## GIVEN INSTRUCTION
Copy every record exactly, and keep the pictures out.

(Data extracted from a collection)
= = = = = = =

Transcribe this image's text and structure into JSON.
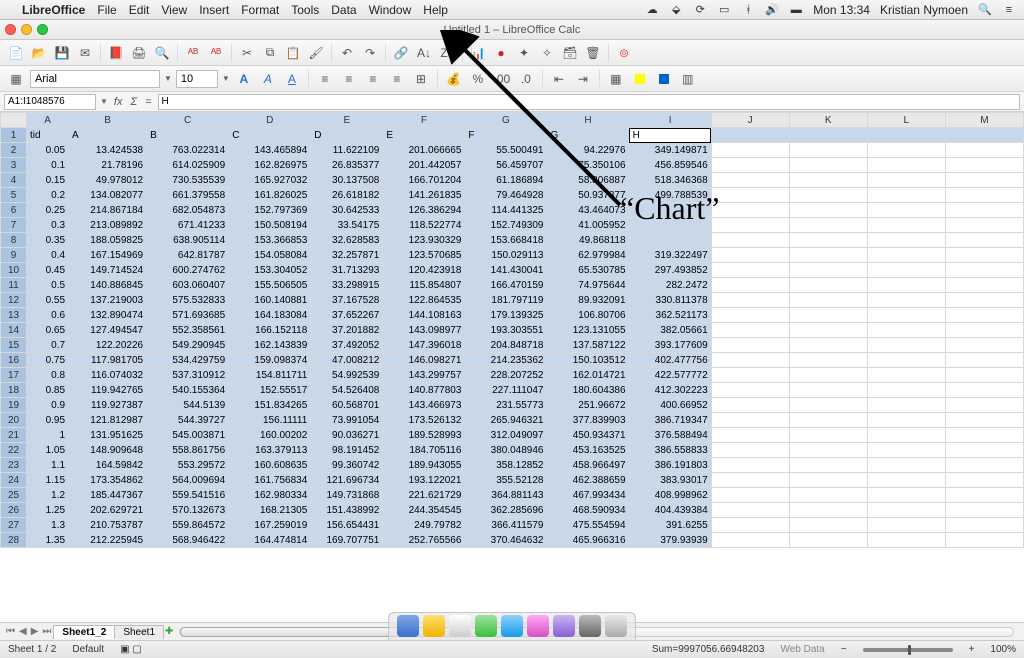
{
  "menubar": {
    "app": "LibreOffice",
    "items": [
      "File",
      "Edit",
      "View",
      "Insert",
      "Format",
      "Tools",
      "Data",
      "Window",
      "Help"
    ],
    "status": {
      "clock": "Mon 13:34",
      "user": "Kristian Nymoen"
    },
    "status_icons": [
      "cloud-icon",
      "dropbox-icon",
      "sync-icon",
      "bluetooth-icon",
      "wifi-icon",
      "volume-icon",
      "battery-icon",
      "input-icon",
      "spotlight-icon",
      "menu-icon"
    ]
  },
  "window": {
    "title": "Untitled 1 – LibreOffice Calc"
  },
  "formatbar": {
    "font": "Arial",
    "size": "10"
  },
  "refbar": {
    "cell": "A1:I1048576",
    "formula": "H"
  },
  "columns": [
    "A",
    "B",
    "C",
    "D",
    "E",
    "F",
    "G",
    "H",
    "I",
    "J",
    "K",
    "L",
    "M"
  ],
  "header_row": [
    "tid",
    "A",
    "B",
    "C",
    "D",
    "E",
    "F",
    "G",
    "H"
  ],
  "rows": [
    [
      "0.05",
      "13.424538",
      "763.022314",
      "143.465894",
      "11.622109",
      "201.066665",
      "55.500491",
      "94.22976",
      "349.149871"
    ],
    [
      "0.1",
      "21.78196",
      "614.025909",
      "162.826975",
      "26.835377",
      "201.442057",
      "56.459707",
      "75.350106",
      "456.859546"
    ],
    [
      "0.15",
      "49.978012",
      "730.535539",
      "165.927032",
      "30.137508",
      "166.701204",
      "61.186894",
      "58.806887",
      "518.346368"
    ],
    [
      "0.2",
      "134.082077",
      "661.379558",
      "161.826025",
      "26.618182",
      "141.261835",
      "79.464928",
      "50.937877",
      "499.788539"
    ],
    [
      "0.25",
      "214.867184",
      "682.054873",
      "152.797369",
      "30.642533",
      "126.386294",
      "114.441325",
      "43.464073",
      ""
    ],
    [
      "0.3",
      "213.089892",
      "671.41233",
      "150.508194",
      "33.54175",
      "118.522774",
      "152.749309",
      "41.005952",
      ""
    ],
    [
      "0.35",
      "188.059825",
      "638.905114",
      "153.366853",
      "32.628583",
      "123.930329",
      "153.668418",
      "49.868118",
      ""
    ],
    [
      "0.4",
      "167.154969",
      "642.81787",
      "154.058084",
      "32.257871",
      "123.570685",
      "150.029113",
      "62.979984",
      "319.322497"
    ],
    [
      "0.45",
      "149.714524",
      "600.274762",
      "153.304052",
      "31.713293",
      "120.423918",
      "141.430041",
      "65.530785",
      "297.493852"
    ],
    [
      "0.5",
      "140.886845",
      "603.060407",
      "155.506505",
      "33.298915",
      "115.854807",
      "166.470159",
      "74.975644",
      "282.2472"
    ],
    [
      "0.55",
      "137.219003",
      "575.532833",
      "160.140881",
      "37.167528",
      "122.864535",
      "181.797119",
      "89.932091",
      "330.811378"
    ],
    [
      "0.6",
      "132.890474",
      "571.693685",
      "164.183084",
      "37.652267",
      "144.108163",
      "179.139325",
      "106.80706",
      "362.521173"
    ],
    [
      "0.65",
      "127.494547",
      "552.358561",
      "166.152118",
      "37.201882",
      "143.098977",
      "193.303551",
      "123.131055",
      "382.05661"
    ],
    [
      "0.7",
      "122.20226",
      "549.290945",
      "162.143839",
      "37.492052",
      "147.396018",
      "204.848718",
      "137.587122",
      "393.177609"
    ],
    [
      "0.75",
      "117.981705",
      "534.429759",
      "159.098374",
      "47.008212",
      "146.098271",
      "214.235362",
      "150.103512",
      "402.477756"
    ],
    [
      "0.8",
      "116.074032",
      "537.310912",
      "154.811711",
      "54.992539",
      "143.299757",
      "228.207252",
      "162.014721",
      "422.577772"
    ],
    [
      "0.85",
      "119.942765",
      "540.155364",
      "152.55517",
      "54.526408",
      "140.877803",
      "227.111047",
      "180.604386",
      "412.302223"
    ],
    [
      "0.9",
      "119.927387",
      "544.5139",
      "151.834265",
      "60.568701",
      "143.466973",
      "231.55773",
      "251.96672",
      "400.66952"
    ],
    [
      "0.95",
      "121.812987",
      "544.39727",
      "156.11111",
      "73.991054",
      "173.526132",
      "265.946321",
      "377.839903",
      "386.719347"
    ],
    [
      "1",
      "131.951625",
      "545.003871",
      "160.00202",
      "90.036271",
      "189.528993",
      "312.049097",
      "450.934371",
      "376.588494"
    ],
    [
      "1.05",
      "148.909648",
      "558.861756",
      "163.379113",
      "98.191452",
      "184.705116",
      "380.048946",
      "453.163525",
      "386.558833"
    ],
    [
      "1.1",
      "164.59842",
      "553.29572",
      "160.608635",
      "99.360742",
      "189.943055",
      "358.12852",
      "458.966497",
      "386.191803"
    ],
    [
      "1.15",
      "173.354862",
      "564.009694",
      "161.756834",
      "121.696734",
      "193.122021",
      "355.52128",
      "462.388659",
      "383.93017"
    ],
    [
      "1.2",
      "185.447367",
      "559.541516",
      "162.980334",
      "149.731868",
      "221.621729",
      "364.881143",
      "467.993434",
      "408.998962"
    ],
    [
      "1.25",
      "202.629721",
      "570.132673",
      "168.21305",
      "151.438992",
      "244.354545",
      "362.285696",
      "468.590934",
      "404.439384"
    ],
    [
      "1.3",
      "210.753787",
      "559.864572",
      "167.259019",
      "156.654431",
      "249.79782",
      "366.411579",
      "475.554594",
      "391.6255"
    ],
    [
      "1.35",
      "212.225945",
      "568.946422",
      "164.474814",
      "169.707751",
      "252.765566",
      "370.464632",
      "465.966316",
      "379.93939"
    ]
  ],
  "sheets": {
    "tabs": [
      "Sheet1_2",
      "Sheet1"
    ],
    "active": 0
  },
  "statusbar": {
    "sheet": "Sheet 1 / 2",
    "style": "Default",
    "sum": "Sum=9997056.66948203",
    "webdata": "Web Data",
    "zoom": "100%"
  },
  "annotation": "“Chart”",
  "chart_button_name": "insert-chart-button"
}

= = = = = = =

## ANSWER TO THIS EXERCISE
Transcribe this image's text and structure into JSON.
{
  "menubar": {
    "app": "LibreOffice",
    "items": [
      "File",
      "Edit",
      "View",
      "Insert",
      "Format",
      "Tools",
      "Data",
      "Window",
      "Help"
    ],
    "status": {
      "clock": "Mon 13:34",
      "user": "Kristian Nymoen"
    },
    "status_icons": [
      "cloud-icon",
      "dropbox-icon",
      "sync-icon",
      "bluetooth-icon",
      "wifi-icon",
      "volume-icon",
      "battery-icon",
      "input-icon",
      "spotlight-icon",
      "menu-icon"
    ]
  },
  "window": {
    "title": "Untitled 1 – LibreOffice Calc"
  },
  "formatbar": {
    "font": "Arial",
    "size": "10"
  },
  "refbar": {
    "cell": "A1:I1048576",
    "formula": "H"
  },
  "columns": [
    "A",
    "B",
    "C",
    "D",
    "E",
    "F",
    "G",
    "H",
    "I",
    "J",
    "K",
    "L",
    "M"
  ],
  "header_row": [
    "tid",
    "A",
    "B",
    "C",
    "D",
    "E",
    "F",
    "G",
    "H"
  ],
  "rows": [
    [
      "0.05",
      "13.424538",
      "763.022314",
      "143.465894",
      "11.622109",
      "201.066665",
      "55.500491",
      "94.22976",
      "349.149871"
    ],
    [
      "0.1",
      "21.78196",
      "614.025909",
      "162.826975",
      "26.835377",
      "201.442057",
      "56.459707",
      "75.350106",
      "456.859546"
    ],
    [
      "0.15",
      "49.978012",
      "730.535539",
      "165.927032",
      "30.137508",
      "166.701204",
      "61.186894",
      "58.806887",
      "518.346368"
    ],
    [
      "0.2",
      "134.082077",
      "661.379558",
      "161.826025",
      "26.618182",
      "141.261835",
      "79.464928",
      "50.937877",
      "499.788539"
    ],
    [
      "0.25",
      "214.867184",
      "682.054873",
      "152.797369",
      "30.642533",
      "126.386294",
      "114.441325",
      "43.464073",
      ""
    ],
    [
      "0.3",
      "213.089892",
      "671.41233",
      "150.508194",
      "33.54175",
      "118.522774",
      "152.749309",
      "41.005952",
      ""
    ],
    [
      "0.35",
      "188.059825",
      "638.905114",
      "153.366853",
      "32.628583",
      "123.930329",
      "153.668418",
      "49.868118",
      ""
    ],
    [
      "0.4",
      "167.154969",
      "642.81787",
      "154.058084",
      "32.257871",
      "123.570685",
      "150.029113",
      "62.979984",
      "319.322497"
    ],
    [
      "0.45",
      "149.714524",
      "600.274762",
      "153.304052",
      "31.713293",
      "120.423918",
      "141.430041",
      "65.530785",
      "297.493852"
    ],
    [
      "0.5",
      "140.886845",
      "603.060407",
      "155.506505",
      "33.298915",
      "115.854807",
      "166.470159",
      "74.975644",
      "282.2472"
    ],
    [
      "0.55",
      "137.219003",
      "575.532833",
      "160.140881",
      "37.167528",
      "122.864535",
      "181.797119",
      "89.932091",
      "330.811378"
    ],
    [
      "0.6",
      "132.890474",
      "571.693685",
      "164.183084",
      "37.652267",
      "144.108163",
      "179.139325",
      "106.80706",
      "362.521173"
    ],
    [
      "0.65",
      "127.494547",
      "552.358561",
      "166.152118",
      "37.201882",
      "143.098977",
      "193.303551",
      "123.131055",
      "382.05661"
    ],
    [
      "0.7",
      "122.20226",
      "549.290945",
      "162.143839",
      "37.492052",
      "147.396018",
      "204.848718",
      "137.587122",
      "393.177609"
    ],
    [
      "0.75",
      "117.981705",
      "534.429759",
      "159.098374",
      "47.008212",
      "146.098271",
      "214.235362",
      "150.103512",
      "402.477756"
    ],
    [
      "0.8",
      "116.074032",
      "537.310912",
      "154.811711",
      "54.992539",
      "143.299757",
      "228.207252",
      "162.014721",
      "422.577772"
    ],
    [
      "0.85",
      "119.942765",
      "540.155364",
      "152.55517",
      "54.526408",
      "140.877803",
      "227.111047",
      "180.604386",
      "412.302223"
    ],
    [
      "0.9",
      "119.927387",
      "544.5139",
      "151.834265",
      "60.568701",
      "143.466973",
      "231.55773",
      "251.96672",
      "400.66952"
    ],
    [
      "0.95",
      "121.812987",
      "544.39727",
      "156.11111",
      "73.991054",
      "173.526132",
      "265.946321",
      "377.839903",
      "386.719347"
    ],
    [
      "1",
      "131.951625",
      "545.003871",
      "160.00202",
      "90.036271",
      "189.528993",
      "312.049097",
      "450.934371",
      "376.588494"
    ],
    [
      "1.05",
      "148.909648",
      "558.861756",
      "163.379113",
      "98.191452",
      "184.705116",
      "380.048946",
      "453.163525",
      "386.558833"
    ],
    [
      "1.1",
      "164.59842",
      "553.29572",
      "160.608635",
      "99.360742",
      "189.943055",
      "358.12852",
      "458.966497",
      "386.191803"
    ],
    [
      "1.15",
      "173.354862",
      "564.009694",
      "161.756834",
      "121.696734",
      "193.122021",
      "355.52128",
      "462.388659",
      "383.93017"
    ],
    [
      "1.2",
      "185.447367",
      "559.541516",
      "162.980334",
      "149.731868",
      "221.621729",
      "364.881143",
      "467.993434",
      "408.998962"
    ],
    [
      "1.25",
      "202.629721",
      "570.132673",
      "168.21305",
      "151.438992",
      "244.354545",
      "362.285696",
      "468.590934",
      "404.439384"
    ],
    [
      "1.3",
      "210.753787",
      "559.864572",
      "167.259019",
      "156.654431",
      "249.79782",
      "366.411579",
      "475.554594",
      "391.6255"
    ],
    [
      "1.35",
      "212.225945",
      "568.946422",
      "164.474814",
      "169.707751",
      "252.765566",
      "370.464632",
      "465.966316",
      "379.93939"
    ]
  ],
  "sheets": {
    "tabs": [
      "Sheet1_2",
      "Sheet1"
    ],
    "active": 0
  },
  "statusbar": {
    "sheet": "Sheet 1 / 2",
    "style": "Default",
    "sum": "Sum=9997056.66948203",
    "webdata": "Web Data",
    "zoom": "100%"
  },
  "annotation": "“Chart”",
  "chart_button_name": "insert-chart-button"
}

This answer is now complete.